**Exercise brief:**
In the data, extract each line that holds the string "JSON".

(Data extracted from a collection)
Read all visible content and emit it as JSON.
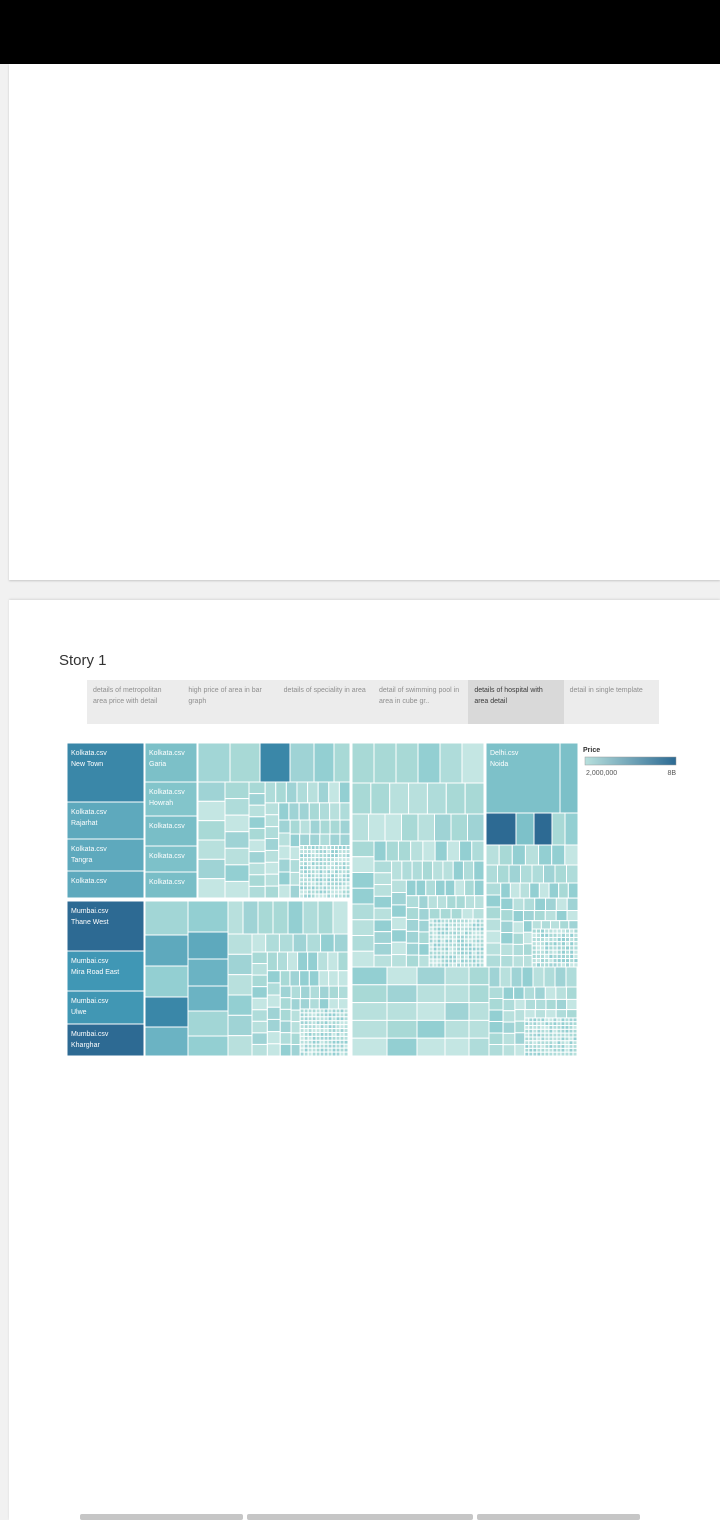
{
  "story": {
    "title": "Story 1",
    "tabs": [
      {
        "label": "details of metropolitan area price with detail",
        "active": false
      },
      {
        "label": "high price of area in bar graph",
        "active": false
      },
      {
        "label": "details of speciality in area",
        "active": false
      },
      {
        "label": "detail of swimming pool in area in cube gr..",
        "active": false
      },
      {
        "label": "details of hospital with area detail",
        "active": true
      },
      {
        "label": "detail in single template",
        "active": false
      }
    ]
  },
  "chart_data": {
    "type": "treemap",
    "color_field": "Price",
    "legend": {
      "title": "Price",
      "min_label": "2,000,000",
      "max_label": "8B",
      "min_color": "#b8e0dd",
      "max_color": "#2c6a93"
    },
    "labeled_cells": [
      {
        "file": "Kolkata.csv",
        "area": "New Town"
      },
      {
        "file": "Kolkata.csv",
        "area": "Rajarhat"
      },
      {
        "file": "Kolkata.csv",
        "area": "Tangra"
      },
      {
        "file": "Kolkata.csv",
        "area": ""
      },
      {
        "file": "Kolkata.csv",
        "area": "Garia"
      },
      {
        "file": "Kolkata.csv",
        "area": "Howrah"
      },
      {
        "file": "Kolkata.csv",
        "area": ""
      },
      {
        "file": "Kolkata.csv",
        "area": ""
      },
      {
        "file": "Kolkata.csv",
        "area": ""
      },
      {
        "file": "Mumbai.csv",
        "area": "Thane West"
      },
      {
        "file": "Mumbai.csv",
        "area": "Mira Road East"
      },
      {
        "file": "Mumbai.csv",
        "area": "Ulwe"
      },
      {
        "file": "Mumbai.csv",
        "area": "Kharghar"
      },
      {
        "file": "Delhi.csv",
        "area": "Noida"
      }
    ]
  }
}
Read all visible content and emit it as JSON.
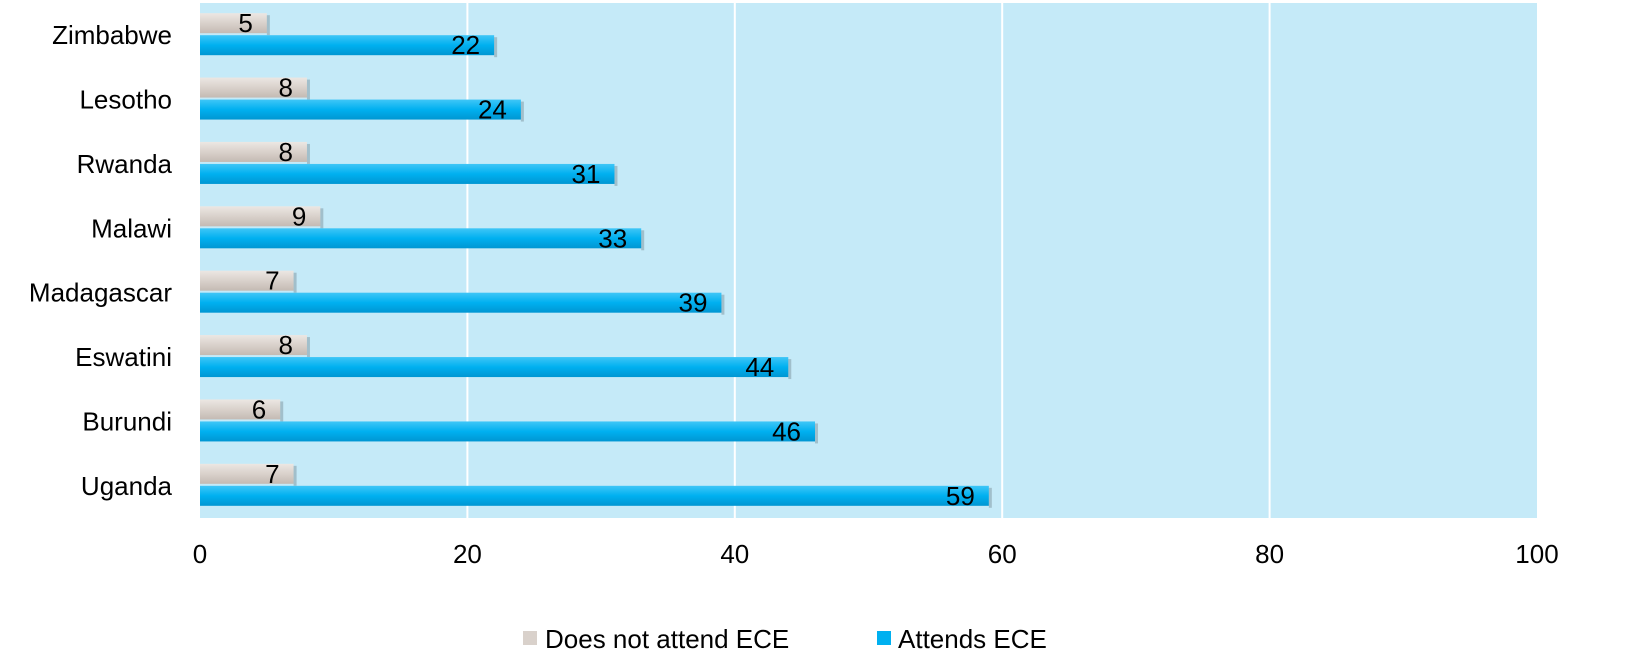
{
  "chart_data": {
    "type": "bar",
    "orientation": "horizontal",
    "categories": [
      "Zimbabwe",
      "Lesotho",
      "Rwanda",
      "Malawi",
      "Madagascar",
      "Eswatini",
      "Burundi",
      "Uganda"
    ],
    "series": [
      {
        "name": "Does not attend ECE",
        "values": [
          5,
          8,
          8,
          9,
          7,
          8,
          6,
          7
        ],
        "color": "#d9d1cb"
      },
      {
        "name": "Attends ECE",
        "values": [
          22,
          24,
          31,
          33,
          39,
          44,
          46,
          59
        ],
        "color": "#00b0f0"
      }
    ],
    "xlim": [
      0,
      100
    ],
    "xticks": [
      0,
      20,
      40,
      60,
      80,
      100
    ],
    "grid": true,
    "legend_position": "bottom",
    "plot_background": "#c5eaf8",
    "title": "",
    "xlabel": "",
    "ylabel": ""
  }
}
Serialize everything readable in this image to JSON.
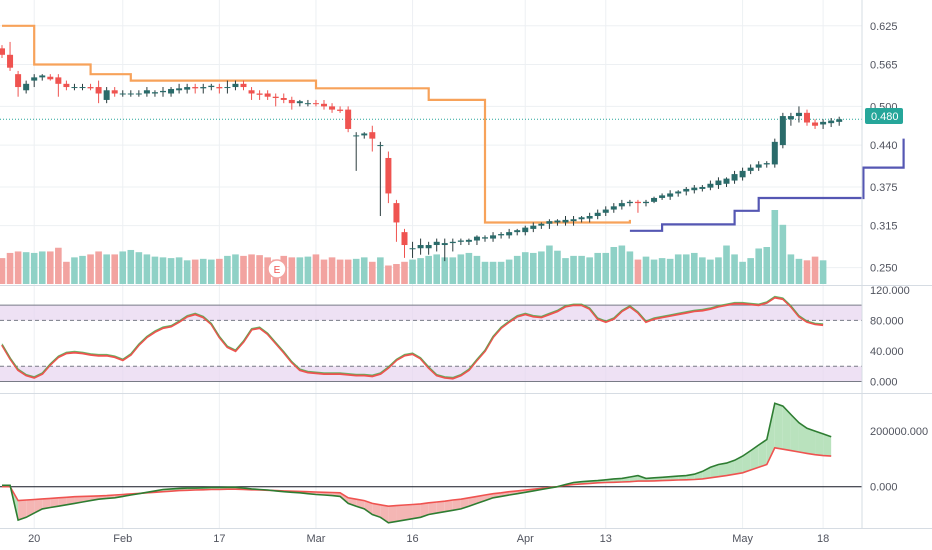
{
  "colors": {
    "up": "#26a69a",
    "up_body": "#2a6b6a",
    "down": "#ef5350",
    "vol_up": "#8fd1c6",
    "vol_down": "#f2a3a0",
    "stop_bear": "#f7a25a",
    "stop_bull": "#5557b3",
    "osc_band": "#e7d4ef",
    "pvt_green": "#4caf50",
    "pvt_fill_up": "#b9e2bd",
    "pvt_fill_down": "#f4b6b4",
    "last_price": "#26a69a",
    "grid": "#edf0f3",
    "axis_line": "#d6dce3"
  },
  "chart_data": [
    {
      "type": "candlestick",
      "title": "",
      "price_axis_ticks": [
        "0.625",
        "0.565",
        "0.500",
        "0.440",
        "0.375",
        "0.315",
        "0.250"
      ],
      "price_range": [
        0.223,
        0.665
      ],
      "last_price_label": "0.480",
      "earnings_marker": "E",
      "x_tick_labels": [
        {
          "label": "20",
          "bar": 4
        },
        {
          "label": "Feb",
          "bar": 15
        },
        {
          "label": "17",
          "bar": 27
        },
        {
          "label": "Mar",
          "bar": 39
        },
        {
          "label": "16",
          "bar": 51
        },
        {
          "label": "Apr",
          "bar": 65
        },
        {
          "label": "13",
          "bar": 75
        },
        {
          "label": "May",
          "bar": 92
        },
        {
          "label": "18",
          "bar": 102
        }
      ],
      "candles": [
        [
          0.59,
          0.595,
          0.575,
          0.58
        ],
        [
          0.58,
          0.6,
          0.555,
          0.56
        ],
        [
          0.55,
          0.555,
          0.515,
          0.53
        ],
        [
          0.525,
          0.54,
          0.52,
          0.535
        ],
        [
          0.54,
          0.55,
          0.53,
          0.545
        ],
        [
          0.545,
          0.55,
          0.54,
          0.548
        ],
        [
          0.546,
          0.55,
          0.54,
          0.542
        ],
        [
          0.545,
          0.55,
          0.515,
          0.535
        ],
        [
          0.535,
          0.54,
          0.525,
          0.53
        ],
        [
          0.53,
          0.535,
          0.525,
          0.53
        ],
        [
          0.53,
          0.535,
          0.525,
          0.53
        ],
        [
          0.53,
          0.535,
          0.525,
          0.528
        ],
        [
          0.53,
          0.54,
          0.505,
          0.52
        ],
        [
          0.51,
          0.53,
          0.505,
          0.525
        ],
        [
          0.525,
          0.53,
          0.515,
          0.52
        ],
        [
          0.52,
          0.525,
          0.515,
          0.52
        ],
        [
          0.52,
          0.525,
          0.515,
          0.52
        ],
        [
          0.52,
          0.525,
          0.515,
          0.52
        ],
        [
          0.52,
          0.53,
          0.515,
          0.525
        ],
        [
          0.52,
          0.525,
          0.515,
          0.522
        ],
        [
          0.522,
          0.53,
          0.515,
          0.524
        ],
        [
          0.52,
          0.53,
          0.515,
          0.527
        ],
        [
          0.525,
          0.535,
          0.52,
          0.528
        ],
        [
          0.526,
          0.535,
          0.52,
          0.53
        ],
        [
          0.53,
          0.535,
          0.52,
          0.528
        ],
        [
          0.528,
          0.535,
          0.52,
          0.53
        ],
        [
          0.53,
          0.535,
          0.525,
          0.532
        ],
        [
          0.53,
          0.535,
          0.52,
          0.528
        ],
        [
          0.53,
          0.54,
          0.52,
          0.53
        ],
        [
          0.53,
          0.54,
          0.525,
          0.535
        ],
        [
          0.535,
          0.54,
          0.525,
          0.53
        ],
        [
          0.525,
          0.53,
          0.51,
          0.52
        ],
        [
          0.52,
          0.525,
          0.51,
          0.518
        ],
        [
          0.52,
          0.525,
          0.51,
          0.515
        ],
        [
          0.515,
          0.52,
          0.5,
          0.513
        ],
        [
          0.513,
          0.52,
          0.505,
          0.51
        ],
        [
          0.51,
          0.515,
          0.495,
          0.505
        ],
        [
          0.505,
          0.51,
          0.5,
          0.508
        ],
        [
          0.505,
          0.51,
          0.5,
          0.505
        ],
        [
          0.505,
          0.51,
          0.5,
          0.504
        ],
        [
          0.504,
          0.51,
          0.495,
          0.5
        ],
        [
          0.5,
          0.505,
          0.49,
          0.495
        ],
        [
          0.495,
          0.5,
          0.49,
          0.493
        ],
        [
          0.495,
          0.5,
          0.46,
          0.465
        ],
        [
          0.455,
          0.46,
          0.4,
          0.455
        ],
        [
          0.455,
          0.46,
          0.45,
          0.458
        ],
        [
          0.46,
          0.47,
          0.43,
          0.45
        ],
        [
          0.44,
          0.445,
          0.33,
          0.44
        ],
        [
          0.42,
          0.43,
          0.35,
          0.365
        ],
        [
          0.35,
          0.355,
          0.29,
          0.32
        ],
        [
          0.305,
          0.31,
          0.265,
          0.285
        ],
        [
          0.28,
          0.29,
          0.265,
          0.28
        ],
        [
          0.28,
          0.295,
          0.27,
          0.285
        ],
        [
          0.28,
          0.29,
          0.27,
          0.285
        ],
        [
          0.285,
          0.295,
          0.275,
          0.29
        ],
        [
          0.285,
          0.295,
          0.26,
          0.288
        ],
        [
          0.288,
          0.295,
          0.275,
          0.29
        ],
        [
          0.29,
          0.295,
          0.285,
          0.292
        ],
        [
          0.29,
          0.295,
          0.285,
          0.293
        ],
        [
          0.292,
          0.3,
          0.285,
          0.298
        ],
        [
          0.295,
          0.3,
          0.29,
          0.297
        ],
        [
          0.295,
          0.305,
          0.29,
          0.3
        ],
        [
          0.3,
          0.305,
          0.295,
          0.302
        ],
        [
          0.3,
          0.31,
          0.295,
          0.305
        ],
        [
          0.305,
          0.31,
          0.3,
          0.308
        ],
        [
          0.305,
          0.315,
          0.3,
          0.312
        ],
        [
          0.31,
          0.32,
          0.305,
          0.315
        ],
        [
          0.315,
          0.32,
          0.31,
          0.318
        ],
        [
          0.318,
          0.325,
          0.31,
          0.322
        ],
        [
          0.32,
          0.325,
          0.315,
          0.323
        ],
        [
          0.32,
          0.33,
          0.315,
          0.324
        ],
        [
          0.322,
          0.33,
          0.315,
          0.325
        ],
        [
          0.325,
          0.33,
          0.32,
          0.328
        ],
        [
          0.326,
          0.335,
          0.32,
          0.33
        ],
        [
          0.33,
          0.34,
          0.325,
          0.335
        ],
        [
          0.335,
          0.345,
          0.33,
          0.34
        ],
        [
          0.34,
          0.35,
          0.335,
          0.345
        ],
        [
          0.345,
          0.355,
          0.34,
          0.35
        ],
        [
          0.35,
          0.355,
          0.345,
          0.352
        ],
        [
          0.352,
          0.355,
          0.335,
          0.35
        ],
        [
          0.35,
          0.355,
          0.345,
          0.352
        ],
        [
          0.352,
          0.36,
          0.35,
          0.358
        ],
        [
          0.358,
          0.365,
          0.355,
          0.362
        ],
        [
          0.36,
          0.37,
          0.355,
          0.365
        ],
        [
          0.365,
          0.37,
          0.36,
          0.368
        ],
        [
          0.368,
          0.375,
          0.362,
          0.372
        ],
        [
          0.37,
          0.378,
          0.365,
          0.374
        ],
        [
          0.372,
          0.378,
          0.368,
          0.375
        ],
        [
          0.374,
          0.385,
          0.37,
          0.38
        ],
        [
          0.378,
          0.39,
          0.372,
          0.385
        ],
        [
          0.38,
          0.39,
          0.375,
          0.388
        ],
        [
          0.385,
          0.4,
          0.38,
          0.395
        ],
        [
          0.39,
          0.405,
          0.385,
          0.4
        ],
        [
          0.4,
          0.41,
          0.395,
          0.405
        ],
        [
          0.405,
          0.415,
          0.4,
          0.41
        ],
        [
          0.41,
          0.415,
          0.405,
          0.412
        ],
        [
          0.41,
          0.45,
          0.405,
          0.445
        ],
        [
          0.44,
          0.49,
          0.435,
          0.485
        ],
        [
          0.48,
          0.49,
          0.47,
          0.485
        ],
        [
          0.485,
          0.5,
          0.475,
          0.49
        ],
        [
          0.49,
          0.495,
          0.47,
          0.475
        ],
        [
          0.475,
          0.48,
          0.465,
          0.47
        ],
        [
          0.472,
          0.48,
          0.465,
          0.476
        ],
        [
          0.474,
          0.482,
          0.468,
          0.478
        ],
        [
          0.476,
          0.484,
          0.47,
          0.48
        ]
      ],
      "volume": [
        0.35,
        0.42,
        0.44,
        0.43,
        0.42,
        0.44,
        0.44,
        0.49,
        0.3,
        0.36,
        0.38,
        0.4,
        0.44,
        0.4,
        0.4,
        0.44,
        0.46,
        0.43,
        0.4,
        0.37,
        0.36,
        0.35,
        0.36,
        0.32,
        0.33,
        0.34,
        0.33,
        0.34,
        0.38,
        0.4,
        0.38,
        0.4,
        0.39,
        0.36,
        0.33,
        0.38,
        0.36,
        0.36,
        0.37,
        0.4,
        0.33,
        0.36,
        0.33,
        0.33,
        0.34,
        0.36,
        0.3,
        0.36,
        0.25,
        0.27,
        0.3,
        0.33,
        0.35,
        0.38,
        0.4,
        0.36,
        0.36,
        0.4,
        0.42,
        0.38,
        0.3,
        0.3,
        0.3,
        0.33,
        0.38,
        0.43,
        0.42,
        0.44,
        0.52,
        0.45,
        0.35,
        0.38,
        0.38,
        0.36,
        0.42,
        0.42,
        0.5,
        0.52,
        0.44,
        0.33,
        0.37,
        0.33,
        0.35,
        0.34,
        0.4,
        0.4,
        0.42,
        0.36,
        0.33,
        0.36,
        0.52,
        0.4,
        0.3,
        0.35,
        0.48,
        0.5,
        1.0,
        0.8,
        0.4,
        0.34,
        0.32,
        0.37,
        0.32
      ],
      "stop_bear": [
        [
          0,
          0.625
        ],
        [
          4,
          0.625
        ],
        [
          4,
          0.565
        ],
        [
          11,
          0.565
        ],
        [
          11,
          0.55
        ],
        [
          16,
          0.55
        ],
        [
          16,
          0.54
        ],
        [
          39,
          0.54
        ],
        [
          39,
          0.528
        ],
        [
          53,
          0.528
        ],
        [
          53,
          0.51
        ],
        [
          60,
          0.51
        ],
        [
          60,
          0.32
        ],
        [
          78,
          0.32
        ],
        [
          78,
          0.324
        ]
      ],
      "stop_bull": [
        [
          78,
          0.307
        ],
        [
          82,
          0.307
        ],
        [
          82,
          0.317
        ],
        [
          91,
          0.317
        ],
        [
          91,
          0.338
        ],
        [
          94,
          0.338
        ],
        [
          94,
          0.358
        ],
        [
          107,
          0.358
        ],
        [
          107,
          0.405
        ],
        [
          112,
          0.405
        ],
        [
          112,
          0.45
        ]
      ]
    },
    {
      "type": "line",
      "title": "",
      "axis_ticks": [
        "120.000",
        "80.000",
        "40.000",
        "0.000"
      ],
      "range": [
        -15,
        125
      ],
      "band_upper": [
        80,
        100
      ],
      "band_lower": [
        0,
        20
      ],
      "series": [
        {
          "values": [
            48,
            30,
            15,
            8,
            5,
            10,
            22,
            32,
            37,
            38,
            37,
            35,
            34,
            34,
            32,
            28,
            35,
            48,
            58,
            65,
            70,
            72,
            78,
            85,
            88,
            84,
            75,
            58,
            45,
            40,
            52,
            68,
            70,
            62,
            50,
            38,
            25,
            15,
            12,
            11,
            10,
            10,
            10,
            9,
            8,
            8,
            7,
            10,
            18,
            28,
            34,
            36,
            30,
            18,
            8,
            5,
            4,
            8,
            15,
            28,
            40,
            58,
            70,
            78,
            85,
            88,
            85,
            84,
            88,
            92,
            98,
            100,
            100,
            95,
            82,
            78,
            82,
            92,
            98,
            90,
            78,
            82,
            84,
            86,
            88,
            90,
            92,
            93,
            95,
            98,
            100,
            102,
            102,
            101,
            100,
            103,
            110,
            108,
            98,
            85,
            78,
            75,
            74
          ]
        }
      ]
    },
    {
      "type": "area",
      "title": "",
      "axis_ticks": [
        "200000.000",
        "0.000"
      ],
      "range": [
        -145000,
        330000
      ],
      "series": [
        {
          "values": [
            5000,
            5000,
            -120000,
            -110000,
            -95000,
            -80000,
            -75000,
            -70000,
            -65000,
            -60000,
            -55000,
            -50000,
            -45000,
            -42000,
            -40000,
            -35000,
            -30000,
            -25000,
            -20000,
            -15000,
            -10000,
            -8000,
            -6000,
            -5000,
            -5000,
            -4000,
            -3000,
            -3000,
            -2000,
            -2000,
            -5000,
            -8000,
            -10000,
            -12000,
            -15000,
            -18000,
            -20000,
            -22000,
            -25000,
            -28000,
            -30000,
            -32000,
            -35000,
            -60000,
            -70000,
            -80000,
            -100000,
            -110000,
            -130000,
            -125000,
            -120000,
            -115000,
            -110000,
            -100000,
            -95000,
            -90000,
            -85000,
            -80000,
            -70000,
            -60000,
            -50000,
            -40000,
            -35000,
            -30000,
            -25000,
            -20000,
            -15000,
            -10000,
            -5000,
            0,
            8000,
            15000,
            18000,
            20000,
            22000,
            25000,
            28000,
            30000,
            35000,
            40000,
            30000,
            32000,
            34000,
            36000,
            38000,
            40000,
            45000,
            55000,
            70000,
            80000,
            85000,
            95000,
            110000,
            130000,
            150000,
            170000,
            300000,
            290000,
            260000,
            230000,
            210000,
            200000,
            190000,
            180000
          ]
        },
        {
          "values": [
            0,
            0,
            -50000,
            -48000,
            -46000,
            -44000,
            -42000,
            -40000,
            -38000,
            -36000,
            -35000,
            -34000,
            -33000,
            -32000,
            -30000,
            -28000,
            -26000,
            -24000,
            -22000,
            -20000,
            -18000,
            -16000,
            -14000,
            -13000,
            -12000,
            -11000,
            -10000,
            -10000,
            -9000,
            -9000,
            -10000,
            -11000,
            -12000,
            -13000,
            -14000,
            -15000,
            -16000,
            -17000,
            -18000,
            -19000,
            -20000,
            -21000,
            -22000,
            -40000,
            -45000,
            -50000,
            -60000,
            -65000,
            -70000,
            -68000,
            -66000,
            -64000,
            -62000,
            -58000,
            -55000,
            -52000,
            -48000,
            -45000,
            -40000,
            -35000,
            -30000,
            -25000,
            -22000,
            -18000,
            -15000,
            -12000,
            -9000,
            -6000,
            -3000,
            0,
            5000,
            8000,
            10000,
            12000,
            14000,
            15000,
            16000,
            17000,
            18000,
            20000,
            20000,
            21000,
            22000,
            23000,
            24000,
            25000,
            26000,
            28000,
            32000,
            36000,
            40000,
            45000,
            50000,
            60000,
            70000,
            80000,
            140000,
            135000,
            130000,
            125000,
            120000,
            115000,
            112000,
            110000
          ]
        }
      ]
    }
  ]
}
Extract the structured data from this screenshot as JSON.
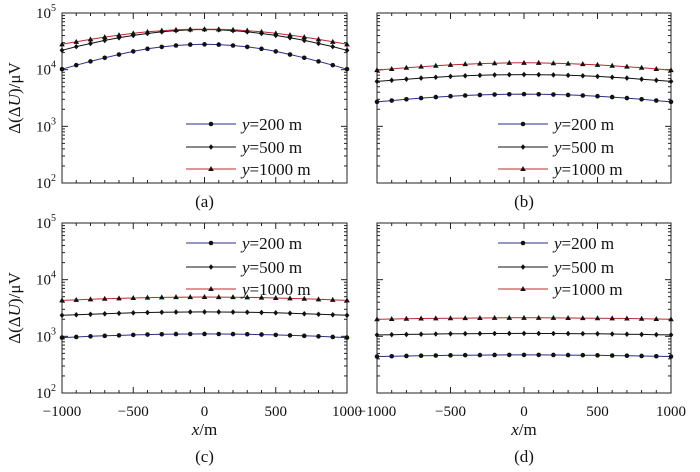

**Exercise response:**
Read all visible content and emit it as JSON.
Read all visible content and emit it as JSON.
Serialize everything readable in this image to JSON.
Extract the structured data from this screenshot as JSON.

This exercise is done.